═════ Data excerpts

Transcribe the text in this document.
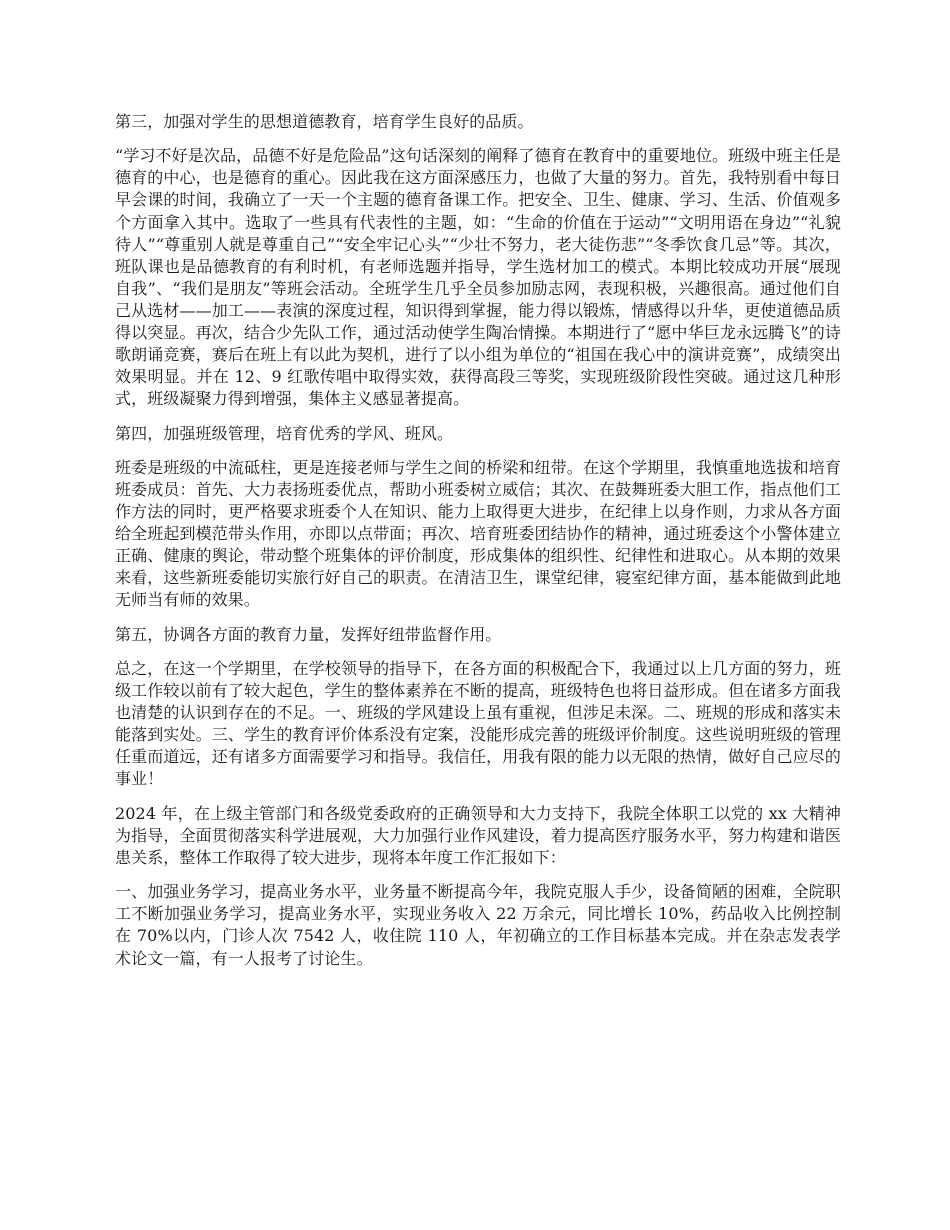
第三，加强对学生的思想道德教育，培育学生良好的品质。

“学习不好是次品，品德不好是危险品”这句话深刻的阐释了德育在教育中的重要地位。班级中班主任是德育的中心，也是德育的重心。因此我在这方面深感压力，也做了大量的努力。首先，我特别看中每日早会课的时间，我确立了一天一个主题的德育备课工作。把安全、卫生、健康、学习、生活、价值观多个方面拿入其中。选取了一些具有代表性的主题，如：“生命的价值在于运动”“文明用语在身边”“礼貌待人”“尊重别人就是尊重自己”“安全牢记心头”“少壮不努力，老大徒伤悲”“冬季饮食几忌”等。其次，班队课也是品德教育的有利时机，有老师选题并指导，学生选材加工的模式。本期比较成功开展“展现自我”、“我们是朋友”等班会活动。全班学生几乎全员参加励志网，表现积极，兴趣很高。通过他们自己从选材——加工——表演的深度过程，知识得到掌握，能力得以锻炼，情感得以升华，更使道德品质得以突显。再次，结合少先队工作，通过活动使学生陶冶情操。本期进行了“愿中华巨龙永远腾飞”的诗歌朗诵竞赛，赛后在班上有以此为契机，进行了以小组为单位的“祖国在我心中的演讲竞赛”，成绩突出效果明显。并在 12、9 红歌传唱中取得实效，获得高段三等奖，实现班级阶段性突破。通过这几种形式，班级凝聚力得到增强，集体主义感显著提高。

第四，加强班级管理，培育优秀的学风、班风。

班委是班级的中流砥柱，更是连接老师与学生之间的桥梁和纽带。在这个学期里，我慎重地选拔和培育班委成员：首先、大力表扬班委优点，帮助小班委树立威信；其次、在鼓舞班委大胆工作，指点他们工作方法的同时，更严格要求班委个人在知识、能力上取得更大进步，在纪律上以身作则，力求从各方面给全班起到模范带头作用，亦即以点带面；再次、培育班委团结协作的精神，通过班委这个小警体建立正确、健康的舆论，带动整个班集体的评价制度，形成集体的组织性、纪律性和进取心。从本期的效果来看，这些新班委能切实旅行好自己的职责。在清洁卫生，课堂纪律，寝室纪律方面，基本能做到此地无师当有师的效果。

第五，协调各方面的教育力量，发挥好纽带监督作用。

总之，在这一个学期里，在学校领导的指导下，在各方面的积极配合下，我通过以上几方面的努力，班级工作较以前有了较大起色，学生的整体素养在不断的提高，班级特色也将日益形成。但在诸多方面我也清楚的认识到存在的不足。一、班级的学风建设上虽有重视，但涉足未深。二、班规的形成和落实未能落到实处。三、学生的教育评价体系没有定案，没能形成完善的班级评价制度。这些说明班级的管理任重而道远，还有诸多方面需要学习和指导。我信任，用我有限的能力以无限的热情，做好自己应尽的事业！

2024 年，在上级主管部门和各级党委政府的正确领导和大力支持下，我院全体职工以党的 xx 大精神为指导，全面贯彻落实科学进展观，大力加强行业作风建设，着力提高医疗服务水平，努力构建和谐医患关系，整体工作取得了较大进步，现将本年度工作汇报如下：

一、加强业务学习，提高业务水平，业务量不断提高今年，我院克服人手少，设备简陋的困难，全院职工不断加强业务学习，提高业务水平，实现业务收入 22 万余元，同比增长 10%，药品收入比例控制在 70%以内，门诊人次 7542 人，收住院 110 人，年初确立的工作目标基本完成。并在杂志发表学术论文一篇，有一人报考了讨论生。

══════════

* **What is required**:
Copy the listing word for word, excluding its pictures.

* **The output**:
Transcribe the text in this document.
第三，加强对学生的思想道德教育，培育学生良好的品质。

“学习不好是次品，品德不好是危险品”这句话深刻的阐释了德育在教育中的重要地位。班级中班主任是德育的中心，也是德育的重心。因此我在这方面深感压力，也做了大量的努力。首先，我特别看中每日早会课的时间，我确立了一天一个主题的德育备课工作。把安全、卫生、健康、学习、生活、价值观多个方面拿入其中。选取了一些具有代表性的主题，如：“生命的价值在于运动”“文明用语在身边”“礼貌待人”“尊重别人就是尊重自己”“安全牢记心头”“少壮不努力，老大徒伤悲”“冬季饮食几忌”等。其次，班队课也是品德教育的有利时机，有老师选题并指导，学生选材加工的模式。本期比较成功开展“展现自我”、“我们是朋友”等班会活动。全班学生几乎全员参加励志网，表现积极，兴趣很高。通过他们自己从选材——加工——表演的深度过程，知识得到掌握，能力得以锻炼，情感得以升华，更使道德品质得以突显。再次，结合少先队工作，通过活动使学生陶冶情操。本期进行了“愿中华巨龙永远腾飞”的诗歌朗诵竞赛，赛后在班上有以此为契机，进行了以小组为单位的“祖国在我心中的演讲竞赛”，成绩突出效果明显。并在 12、9 红歌传唱中取得实效，获得高段三等奖，实现班级阶段性突破。通过这几种形式，班级凝聚力得到增强，集体主义感显著提高。

第四，加强班级管理，培育优秀的学风、班风。

班委是班级的中流砥柱，更是连接老师与学生之间的桥梁和纽带。在这个学期里，我慎重地选拔和培育班委成员：首先、大力表扬班委优点，帮助小班委树立威信；其次、在鼓舞班委大胆工作，指点他们工作方法的同时，更严格要求班委个人在知识、能力上取得更大进步，在纪律上以身作则，力求从各方面给全班起到模范带头作用，亦即以点带面；再次、培育班委团结协作的精神，通过班委这个小警体建立正确、健康的舆论，带动整个班集体的评价制度，形成集体的组织性、纪律性和进取心。从本期的效果来看，这些新班委能切实旅行好自己的职责。在清洁卫生，课堂纪律，寝室纪律方面，基本能做到此地无师当有师的效果。

第五，协调各方面的教育力量，发挥好纽带监督作用。

总之，在这一个学期里，在学校领导的指导下，在各方面的积极配合下，我通过以上几方面的努力，班级工作较以前有了较大起色，学生的整体素养在不断的提高，班级特色也将日益形成。但在诸多方面我也清楚的认识到存在的不足。一、班级的学风建设上虽有重视，但涉足未深。二、班规的形成和落实未能落到实处。三、学生的教育评价体系没有定案，没能形成完善的班级评价制度。这些说明班级的管理任重而道远，还有诸多方面需要学习和指导。我信任，用我有限的能力以无限的热情，做好自己应尽的事业！

2024 年，在上级主管部门和各级党委政府的正确领导和大力支持下，我院全体职工以党的 xx 大精神为指导，全面贯彻落实科学进展观，大力加强行业作风建设，着力提高医疗服务水平，努力构建和谐医患关系，整体工作取得了较大进步，现将本年度工作汇报如下：

一、加强业务学习，提高业务水平，业务量不断提高今年，我院克服人手少，设备简陋的困难，全院职工不断加强业务学习，提高业务水平，实现业务收入 22 万余元，同比增长 10%，药品收入比例控制在 70%以内，门诊人次 7542 人，收住院 110 人，年初确立的工作目标基本完成。并在杂志发表学术论文一篇，有一人报考了讨论生。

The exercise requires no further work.